Direction = Pull each line holding "Andel" out of the entries below.
* start Task material *
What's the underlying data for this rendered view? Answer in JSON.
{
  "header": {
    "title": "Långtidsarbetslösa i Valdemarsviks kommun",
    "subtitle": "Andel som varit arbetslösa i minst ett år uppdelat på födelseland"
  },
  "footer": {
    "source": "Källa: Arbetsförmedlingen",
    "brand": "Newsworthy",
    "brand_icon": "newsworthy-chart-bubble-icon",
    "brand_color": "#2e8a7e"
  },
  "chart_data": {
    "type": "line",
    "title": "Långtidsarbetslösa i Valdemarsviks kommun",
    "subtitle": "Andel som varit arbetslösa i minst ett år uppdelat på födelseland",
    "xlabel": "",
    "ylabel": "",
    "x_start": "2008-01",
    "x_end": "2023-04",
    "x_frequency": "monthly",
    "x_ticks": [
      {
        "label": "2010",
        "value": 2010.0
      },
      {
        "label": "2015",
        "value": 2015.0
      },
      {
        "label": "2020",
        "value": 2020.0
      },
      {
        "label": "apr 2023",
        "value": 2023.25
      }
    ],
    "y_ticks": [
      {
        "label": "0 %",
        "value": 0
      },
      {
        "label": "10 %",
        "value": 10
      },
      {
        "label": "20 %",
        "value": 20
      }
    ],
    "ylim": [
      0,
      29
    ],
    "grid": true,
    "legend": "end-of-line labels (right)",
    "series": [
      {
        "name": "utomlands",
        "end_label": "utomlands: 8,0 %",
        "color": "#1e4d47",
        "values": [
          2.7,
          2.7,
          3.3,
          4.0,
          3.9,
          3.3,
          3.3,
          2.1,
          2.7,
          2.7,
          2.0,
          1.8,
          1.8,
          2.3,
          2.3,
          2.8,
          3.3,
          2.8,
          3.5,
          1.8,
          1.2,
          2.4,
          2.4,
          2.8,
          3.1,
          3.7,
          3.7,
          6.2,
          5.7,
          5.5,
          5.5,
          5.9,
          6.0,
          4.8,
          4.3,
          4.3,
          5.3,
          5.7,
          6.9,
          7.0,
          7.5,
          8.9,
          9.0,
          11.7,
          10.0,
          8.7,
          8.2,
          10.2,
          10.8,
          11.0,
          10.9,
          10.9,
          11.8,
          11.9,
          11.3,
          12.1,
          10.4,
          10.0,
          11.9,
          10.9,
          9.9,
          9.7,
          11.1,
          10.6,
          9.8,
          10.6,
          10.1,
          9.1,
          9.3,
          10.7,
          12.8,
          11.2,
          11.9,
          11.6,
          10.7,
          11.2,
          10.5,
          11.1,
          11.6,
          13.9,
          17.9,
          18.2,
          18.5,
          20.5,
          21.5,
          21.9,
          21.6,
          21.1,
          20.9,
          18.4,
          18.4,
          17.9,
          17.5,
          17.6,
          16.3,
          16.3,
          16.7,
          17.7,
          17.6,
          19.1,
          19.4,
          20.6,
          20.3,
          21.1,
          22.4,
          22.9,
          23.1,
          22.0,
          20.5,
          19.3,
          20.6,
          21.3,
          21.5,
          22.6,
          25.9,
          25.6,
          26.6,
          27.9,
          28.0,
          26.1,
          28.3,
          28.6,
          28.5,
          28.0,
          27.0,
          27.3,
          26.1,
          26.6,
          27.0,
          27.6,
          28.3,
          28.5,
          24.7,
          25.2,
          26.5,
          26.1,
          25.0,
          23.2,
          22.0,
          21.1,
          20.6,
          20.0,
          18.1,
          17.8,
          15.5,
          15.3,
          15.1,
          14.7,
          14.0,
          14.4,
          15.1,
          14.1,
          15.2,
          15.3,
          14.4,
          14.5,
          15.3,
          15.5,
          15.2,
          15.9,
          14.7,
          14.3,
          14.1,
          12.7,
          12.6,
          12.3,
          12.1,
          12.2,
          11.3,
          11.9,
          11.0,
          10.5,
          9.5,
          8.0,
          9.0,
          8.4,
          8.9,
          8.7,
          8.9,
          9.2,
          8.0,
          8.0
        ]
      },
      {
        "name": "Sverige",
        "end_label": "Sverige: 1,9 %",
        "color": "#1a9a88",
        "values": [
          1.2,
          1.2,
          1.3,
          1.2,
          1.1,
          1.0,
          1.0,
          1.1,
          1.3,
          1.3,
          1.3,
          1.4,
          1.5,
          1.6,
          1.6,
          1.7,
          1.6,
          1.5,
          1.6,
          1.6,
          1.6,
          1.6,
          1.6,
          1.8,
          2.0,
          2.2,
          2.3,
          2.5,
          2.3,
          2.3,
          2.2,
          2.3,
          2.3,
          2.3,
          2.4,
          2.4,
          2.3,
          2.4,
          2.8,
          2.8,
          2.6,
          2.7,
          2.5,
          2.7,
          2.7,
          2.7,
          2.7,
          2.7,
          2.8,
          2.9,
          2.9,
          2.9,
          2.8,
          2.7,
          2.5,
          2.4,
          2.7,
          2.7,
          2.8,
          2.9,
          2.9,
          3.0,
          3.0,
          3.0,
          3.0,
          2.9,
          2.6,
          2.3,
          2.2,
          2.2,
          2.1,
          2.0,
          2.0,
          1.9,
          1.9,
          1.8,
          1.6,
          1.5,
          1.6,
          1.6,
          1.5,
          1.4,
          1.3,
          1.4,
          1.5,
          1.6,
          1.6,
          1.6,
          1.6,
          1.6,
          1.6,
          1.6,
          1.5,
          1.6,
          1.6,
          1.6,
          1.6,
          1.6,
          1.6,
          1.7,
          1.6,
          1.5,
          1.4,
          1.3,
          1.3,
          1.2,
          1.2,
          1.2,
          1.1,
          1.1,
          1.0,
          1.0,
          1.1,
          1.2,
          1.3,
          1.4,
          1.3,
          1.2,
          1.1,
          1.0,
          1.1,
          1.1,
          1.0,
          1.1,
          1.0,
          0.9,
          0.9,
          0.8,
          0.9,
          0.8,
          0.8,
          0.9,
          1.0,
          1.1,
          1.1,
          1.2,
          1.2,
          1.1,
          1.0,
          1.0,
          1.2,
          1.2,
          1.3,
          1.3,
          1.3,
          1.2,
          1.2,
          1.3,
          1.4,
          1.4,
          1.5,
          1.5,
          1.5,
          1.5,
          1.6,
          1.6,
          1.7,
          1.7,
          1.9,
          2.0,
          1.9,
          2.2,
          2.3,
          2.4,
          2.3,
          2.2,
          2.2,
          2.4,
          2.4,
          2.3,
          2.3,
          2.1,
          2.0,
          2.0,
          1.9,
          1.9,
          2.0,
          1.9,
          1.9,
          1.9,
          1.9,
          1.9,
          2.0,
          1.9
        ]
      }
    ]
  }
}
* end Task material *
Solution =
    "subtitle": "Andel som varit arbetslösa i minst ett år uppdelat på födelseland"
    "subtitle": "Andel som varit arbetslösa i minst ett år uppdelat på födelseland",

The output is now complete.